◆ Instruction ◆
The listing below should be printed exactly, every line of it. Skip the pictures.

◆ Data shown ◆
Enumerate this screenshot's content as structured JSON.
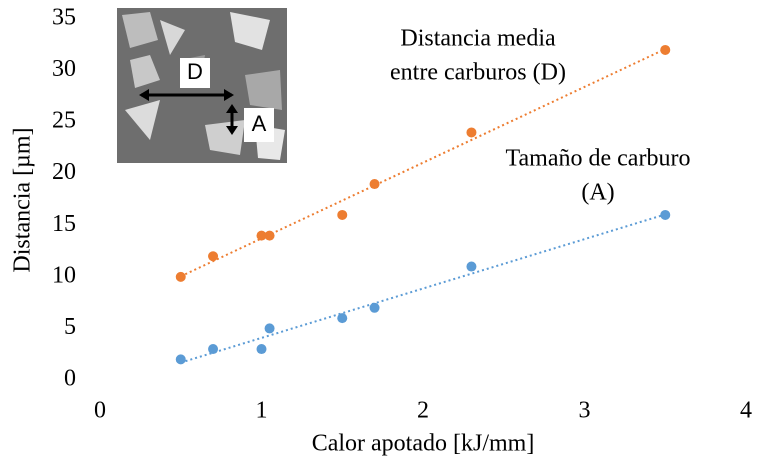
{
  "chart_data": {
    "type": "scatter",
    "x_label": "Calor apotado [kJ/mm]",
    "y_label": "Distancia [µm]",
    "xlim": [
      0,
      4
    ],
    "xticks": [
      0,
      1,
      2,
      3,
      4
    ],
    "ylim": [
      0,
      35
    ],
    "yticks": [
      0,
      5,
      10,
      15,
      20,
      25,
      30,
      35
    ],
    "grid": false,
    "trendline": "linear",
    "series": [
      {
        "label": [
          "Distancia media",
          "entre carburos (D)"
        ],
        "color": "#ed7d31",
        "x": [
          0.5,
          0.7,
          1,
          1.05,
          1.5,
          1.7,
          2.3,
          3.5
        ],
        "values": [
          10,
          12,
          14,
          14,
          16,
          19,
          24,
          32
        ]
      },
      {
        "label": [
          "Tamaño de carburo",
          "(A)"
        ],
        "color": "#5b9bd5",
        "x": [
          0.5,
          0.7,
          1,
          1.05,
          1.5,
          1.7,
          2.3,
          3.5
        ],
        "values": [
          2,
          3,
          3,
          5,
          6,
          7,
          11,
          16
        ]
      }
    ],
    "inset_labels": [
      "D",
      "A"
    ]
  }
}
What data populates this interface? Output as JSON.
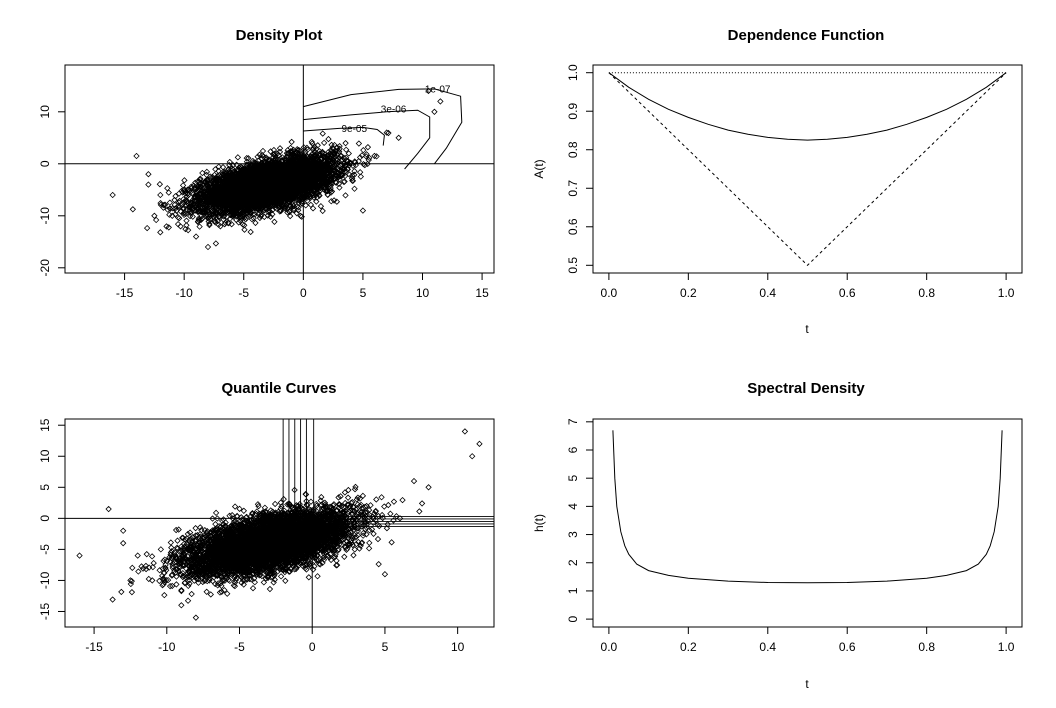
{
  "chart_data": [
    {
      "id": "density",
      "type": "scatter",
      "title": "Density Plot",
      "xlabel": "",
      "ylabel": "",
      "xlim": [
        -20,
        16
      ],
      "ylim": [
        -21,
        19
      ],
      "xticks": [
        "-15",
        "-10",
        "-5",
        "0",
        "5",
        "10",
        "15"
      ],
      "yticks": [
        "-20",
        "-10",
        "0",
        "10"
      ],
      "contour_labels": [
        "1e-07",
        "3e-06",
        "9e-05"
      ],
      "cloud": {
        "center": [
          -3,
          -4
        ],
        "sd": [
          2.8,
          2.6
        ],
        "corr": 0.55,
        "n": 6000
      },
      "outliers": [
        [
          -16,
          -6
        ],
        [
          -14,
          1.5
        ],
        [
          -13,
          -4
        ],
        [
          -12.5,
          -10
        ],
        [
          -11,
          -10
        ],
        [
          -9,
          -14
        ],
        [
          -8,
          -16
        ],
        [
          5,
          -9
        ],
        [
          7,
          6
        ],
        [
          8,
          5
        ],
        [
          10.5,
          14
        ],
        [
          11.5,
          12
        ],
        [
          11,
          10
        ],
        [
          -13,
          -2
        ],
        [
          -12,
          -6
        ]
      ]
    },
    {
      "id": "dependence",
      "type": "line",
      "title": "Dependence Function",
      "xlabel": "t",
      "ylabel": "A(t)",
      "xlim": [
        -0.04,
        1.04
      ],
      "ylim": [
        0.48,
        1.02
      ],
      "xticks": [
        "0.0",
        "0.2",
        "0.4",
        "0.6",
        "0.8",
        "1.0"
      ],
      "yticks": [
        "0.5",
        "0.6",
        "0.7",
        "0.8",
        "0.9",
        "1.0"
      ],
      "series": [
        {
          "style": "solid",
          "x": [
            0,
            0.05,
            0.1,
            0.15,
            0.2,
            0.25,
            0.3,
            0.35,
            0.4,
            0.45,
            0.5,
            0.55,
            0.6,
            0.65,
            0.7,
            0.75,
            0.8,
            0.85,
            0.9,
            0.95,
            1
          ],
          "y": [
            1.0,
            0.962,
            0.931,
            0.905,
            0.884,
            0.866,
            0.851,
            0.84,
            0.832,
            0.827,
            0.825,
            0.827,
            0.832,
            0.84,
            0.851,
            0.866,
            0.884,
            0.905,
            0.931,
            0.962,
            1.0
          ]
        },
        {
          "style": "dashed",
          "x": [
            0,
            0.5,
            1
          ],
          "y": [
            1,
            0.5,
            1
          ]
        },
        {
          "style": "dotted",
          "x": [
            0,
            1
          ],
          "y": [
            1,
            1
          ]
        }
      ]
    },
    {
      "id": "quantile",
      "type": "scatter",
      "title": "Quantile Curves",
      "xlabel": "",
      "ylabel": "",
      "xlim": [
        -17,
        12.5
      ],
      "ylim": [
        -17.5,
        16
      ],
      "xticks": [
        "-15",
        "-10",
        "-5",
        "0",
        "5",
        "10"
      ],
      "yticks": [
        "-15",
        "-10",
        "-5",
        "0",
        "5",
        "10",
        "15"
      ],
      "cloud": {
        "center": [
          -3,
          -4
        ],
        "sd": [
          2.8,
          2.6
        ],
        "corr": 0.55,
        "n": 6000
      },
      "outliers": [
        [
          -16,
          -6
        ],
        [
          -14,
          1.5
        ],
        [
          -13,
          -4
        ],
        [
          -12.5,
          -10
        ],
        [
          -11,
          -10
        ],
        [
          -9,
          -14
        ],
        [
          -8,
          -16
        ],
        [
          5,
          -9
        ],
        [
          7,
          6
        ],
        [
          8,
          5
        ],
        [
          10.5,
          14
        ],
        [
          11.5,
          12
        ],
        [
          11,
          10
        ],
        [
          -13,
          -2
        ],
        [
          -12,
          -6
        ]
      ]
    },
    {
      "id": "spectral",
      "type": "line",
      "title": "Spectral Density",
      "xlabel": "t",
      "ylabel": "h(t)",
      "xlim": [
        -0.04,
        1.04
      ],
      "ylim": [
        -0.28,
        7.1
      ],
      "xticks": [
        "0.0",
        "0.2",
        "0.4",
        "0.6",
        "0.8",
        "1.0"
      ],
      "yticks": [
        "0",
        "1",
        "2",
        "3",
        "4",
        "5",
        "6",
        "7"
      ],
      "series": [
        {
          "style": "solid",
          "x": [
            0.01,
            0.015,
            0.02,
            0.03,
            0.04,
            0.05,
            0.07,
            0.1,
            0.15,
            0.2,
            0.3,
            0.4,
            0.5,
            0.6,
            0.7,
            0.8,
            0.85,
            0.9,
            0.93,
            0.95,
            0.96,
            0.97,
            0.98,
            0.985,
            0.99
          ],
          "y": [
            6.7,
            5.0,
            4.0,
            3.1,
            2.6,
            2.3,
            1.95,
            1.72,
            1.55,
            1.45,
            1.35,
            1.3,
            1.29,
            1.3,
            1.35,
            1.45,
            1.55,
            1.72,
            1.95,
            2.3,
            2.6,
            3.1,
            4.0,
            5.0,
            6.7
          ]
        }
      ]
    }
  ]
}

◆ Answer for the task ◆
Enumerate this screenshot's content as structured JSON.
{
  "chart_data": {
    "type": "scatter",
    "x_label": "Calor apotado [kJ/mm]",
    "y_label": "Distancia [µm]",
    "xlim": [
      0,
      4
    ],
    "xticks": [
      0,
      1,
      2,
      3,
      4
    ],
    "ylim": [
      0,
      35
    ],
    "yticks": [
      0,
      5,
      10,
      15,
      20,
      25,
      30,
      35
    ],
    "grid": false,
    "trendline": "linear",
    "series": [
      {
        "label": [
          "Distancia media",
          "entre carburos (D)"
        ],
        "color": "#ed7d31",
        "x": [
          0.5,
          0.7,
          1,
          1.05,
          1.5,
          1.7,
          2.3,
          3.5
        ],
        "values": [
          10,
          12,
          14,
          14,
          16,
          19,
          24,
          32
        ]
      },
      {
        "label": [
          "Tamaño de carburo",
          "(A)"
        ],
        "color": "#5b9bd5",
        "x": [
          0.5,
          0.7,
          1,
          1.05,
          1.5,
          1.7,
          2.3,
          3.5
        ],
        "values": [
          2,
          3,
          3,
          5,
          6,
          7,
          11,
          16
        ]
      }
    ],
    "inset_labels": [
      "D",
      "A"
    ]
  }
}
What data populates this interface? Output as JSON.
{
  "chart_data": [
    {
      "id": "density",
      "type": "scatter",
      "title": "Density Plot",
      "xlabel": "",
      "ylabel": "",
      "xlim": [
        -20,
        16
      ],
      "ylim": [
        -21,
        19
      ],
      "xticks": [
        "-15",
        "-10",
        "-5",
        "0",
        "5",
        "10",
        "15"
      ],
      "yticks": [
        "-20",
        "-10",
        "0",
        "10"
      ],
      "contour_labels": [
        "1e-07",
        "3e-06",
        "9e-05"
      ],
      "cloud": {
        "center": [
          -3,
          -4
        ],
        "sd": [
          2.8,
          2.6
        ],
        "corr": 0.55,
        "n": 6000
      },
      "outliers": [
        [
          -16,
          -6
        ],
        [
          -14,
          1.5
        ],
        [
          -13,
          -4
        ],
        [
          -12.5,
          -10
        ],
        [
          -11,
          -10
        ],
        [
          -9,
          -14
        ],
        [
          -8,
          -16
        ],
        [
          5,
          -9
        ],
        [
          7,
          6
        ],
        [
          8,
          5
        ],
        [
          10.5,
          14
        ],
        [
          11.5,
          12
        ],
        [
          11,
          10
        ],
        [
          -13,
          -2
        ],
        [
          -12,
          -6
        ]
      ]
    },
    {
      "id": "dependence",
      "type": "line",
      "title": "Dependence Function",
      "xlabel": "t",
      "ylabel": "A(t)",
      "xlim": [
        -0.04,
        1.04
      ],
      "ylim": [
        0.48,
        1.02
      ],
      "xticks": [
        "0.0",
        "0.2",
        "0.4",
        "0.6",
        "0.8",
        "1.0"
      ],
      "yticks": [
        "0.5",
        "0.6",
        "0.7",
        "0.8",
        "0.9",
        "1.0"
      ],
      "series": [
        {
          "style": "solid",
          "x": [
            0,
            0.05,
            0.1,
            0.15,
            0.2,
            0.25,
            0.3,
            0.35,
            0.4,
            0.45,
            0.5,
            0.55,
            0.6,
            0.65,
            0.7,
            0.75,
            0.8,
            0.85,
            0.9,
            0.95,
            1
          ],
          "y": [
            1.0,
            0.962,
            0.931,
            0.905,
            0.884,
            0.866,
            0.851,
            0.84,
            0.832,
            0.827,
            0.825,
            0.827,
            0.832,
            0.84,
            0.851,
            0.866,
            0.884,
            0.905,
            0.931,
            0.962,
            1.0
          ]
        },
        {
          "style": "dashed",
          "x": [
            0,
            0.5,
            1
          ],
          "y": [
            1,
            0.5,
            1
          ]
        },
        {
          "style": "dotted",
          "x": [
            0,
            1
          ],
          "y": [
            1,
            1
          ]
        }
      ]
    },
    {
      "id": "quantile",
      "type": "scatter",
      "title": "Quantile Curves",
      "xlabel": "",
      "ylabel": "",
      "xlim": [
        -17,
        12.5
      ],
      "ylim": [
        -17.5,
        16
      ],
      "xticks": [
        "-15",
        "-10",
        "-5",
        "0",
        "5",
        "10"
      ],
      "yticks": [
        "-15",
        "-10",
        "-5",
        "0",
        "5",
        "10",
        "15"
      ],
      "cloud": {
        "center": [
          -3,
          -4
        ],
        "sd": [
          2.8,
          2.6
        ],
        "corr": 0.55,
        "n": 6000
      },
      "outliers": [
        [
          -16,
          -6
        ],
        [
          -14,
          1.5
        ],
        [
          -13,
          -4
        ],
        [
          -12.5,
          -10
        ],
        [
          -11,
          -10
        ],
        [
          -9,
          -14
        ],
        [
          -8,
          -16
        ],
        [
          5,
          -9
        ],
        [
          7,
          6
        ],
        [
          8,
          5
        ],
        [
          10.5,
          14
        ],
        [
          11.5,
          12
        ],
        [
          11,
          10
        ],
        [
          -13,
          -2
        ],
        [
          -12,
          -6
        ]
      ]
    },
    {
      "id": "spectral",
      "type": "line",
      "title": "Spectral Density",
      "xlabel": "t",
      "ylabel": "h(t)",
      "xlim": [
        -0.04,
        1.04
      ],
      "ylim": [
        -0.28,
        7.1
      ],
      "xticks": [
        "0.0",
        "0.2",
        "0.4",
        "0.6",
        "0.8",
        "1.0"
      ],
      "yticks": [
        "0",
        "1",
        "2",
        "3",
        "4",
        "5",
        "6",
        "7"
      ],
      "series": [
        {
          "style": "solid",
          "x": [
            0.01,
            0.015,
            0.02,
            0.03,
            0.04,
            0.05,
            0.07,
            0.1,
            0.15,
            0.2,
            0.3,
            0.4,
            0.5,
            0.6,
            0.7,
            0.8,
            0.85,
            0.9,
            0.93,
            0.95,
            0.96,
            0.97,
            0.98,
            0.985,
            0.99
          ],
          "y": [
            6.7,
            5.0,
            4.0,
            3.1,
            2.6,
            2.3,
            1.95,
            1.72,
            1.55,
            1.45,
            1.35,
            1.3,
            1.29,
            1.3,
            1.35,
            1.45,
            1.55,
            1.72,
            1.95,
            2.3,
            2.6,
            3.1,
            4.0,
            5.0,
            6.7
          ]
        }
      ]
    }
  ]
}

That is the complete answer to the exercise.